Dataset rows

######

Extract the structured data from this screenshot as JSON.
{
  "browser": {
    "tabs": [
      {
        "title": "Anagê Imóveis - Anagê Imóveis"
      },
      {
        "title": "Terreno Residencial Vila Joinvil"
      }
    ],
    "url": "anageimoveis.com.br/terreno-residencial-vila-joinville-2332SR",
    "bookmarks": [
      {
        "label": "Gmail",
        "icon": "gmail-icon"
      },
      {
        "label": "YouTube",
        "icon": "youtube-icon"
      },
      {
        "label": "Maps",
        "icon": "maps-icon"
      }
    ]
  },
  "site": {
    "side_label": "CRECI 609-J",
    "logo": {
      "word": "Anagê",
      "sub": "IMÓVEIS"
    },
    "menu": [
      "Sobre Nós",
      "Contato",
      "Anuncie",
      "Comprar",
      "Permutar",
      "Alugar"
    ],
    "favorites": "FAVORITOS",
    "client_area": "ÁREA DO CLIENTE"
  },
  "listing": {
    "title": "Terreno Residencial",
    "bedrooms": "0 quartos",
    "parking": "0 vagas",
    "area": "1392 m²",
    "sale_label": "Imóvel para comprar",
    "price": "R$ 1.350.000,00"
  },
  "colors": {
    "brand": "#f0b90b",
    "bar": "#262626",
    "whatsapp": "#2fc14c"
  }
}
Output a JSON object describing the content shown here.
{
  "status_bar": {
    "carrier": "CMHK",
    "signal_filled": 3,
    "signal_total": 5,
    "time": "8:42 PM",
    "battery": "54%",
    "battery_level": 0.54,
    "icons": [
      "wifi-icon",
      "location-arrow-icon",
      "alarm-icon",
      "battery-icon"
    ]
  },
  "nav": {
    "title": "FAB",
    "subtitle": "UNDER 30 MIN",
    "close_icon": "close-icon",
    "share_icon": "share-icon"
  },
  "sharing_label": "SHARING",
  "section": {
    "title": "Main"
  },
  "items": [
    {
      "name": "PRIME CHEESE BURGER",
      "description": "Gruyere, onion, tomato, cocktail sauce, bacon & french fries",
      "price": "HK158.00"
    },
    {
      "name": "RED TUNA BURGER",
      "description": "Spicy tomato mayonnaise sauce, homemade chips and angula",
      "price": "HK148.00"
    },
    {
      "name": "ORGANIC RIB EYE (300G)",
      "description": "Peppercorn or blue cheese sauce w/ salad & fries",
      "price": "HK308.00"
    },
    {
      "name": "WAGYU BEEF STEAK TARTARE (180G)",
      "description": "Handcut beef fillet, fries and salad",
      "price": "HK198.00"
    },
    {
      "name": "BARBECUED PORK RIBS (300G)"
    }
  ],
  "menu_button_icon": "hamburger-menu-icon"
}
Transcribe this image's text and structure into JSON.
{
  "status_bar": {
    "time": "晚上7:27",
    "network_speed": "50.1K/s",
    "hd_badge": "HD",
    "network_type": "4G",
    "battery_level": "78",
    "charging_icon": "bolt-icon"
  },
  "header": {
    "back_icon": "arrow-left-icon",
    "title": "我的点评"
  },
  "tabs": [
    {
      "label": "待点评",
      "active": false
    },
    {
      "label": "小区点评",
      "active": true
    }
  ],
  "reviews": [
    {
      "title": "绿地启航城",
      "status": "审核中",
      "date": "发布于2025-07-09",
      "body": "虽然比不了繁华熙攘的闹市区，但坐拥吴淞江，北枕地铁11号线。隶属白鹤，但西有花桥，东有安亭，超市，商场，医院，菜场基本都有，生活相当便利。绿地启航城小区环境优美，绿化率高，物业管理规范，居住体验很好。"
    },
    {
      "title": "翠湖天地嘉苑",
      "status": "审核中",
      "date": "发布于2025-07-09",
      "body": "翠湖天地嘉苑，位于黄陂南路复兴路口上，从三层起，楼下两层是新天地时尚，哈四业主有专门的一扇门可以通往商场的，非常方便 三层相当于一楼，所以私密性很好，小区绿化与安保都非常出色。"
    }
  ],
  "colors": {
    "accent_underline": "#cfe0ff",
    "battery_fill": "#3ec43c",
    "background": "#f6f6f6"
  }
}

######

§ **Task statement**
Each line that holds the word "description" is to be copied.

§ **The answer**
      "description": "Gruyere, onion, tomato, cocktail sauce, bacon & french fries",
      "description": "Spicy tomato mayonnaise sauce, homemade chips and angula",
      "description": "Peppercorn or blue cheese sauce w/ salad & fries",
      "description": "Handcut beef fillet, fries and salad",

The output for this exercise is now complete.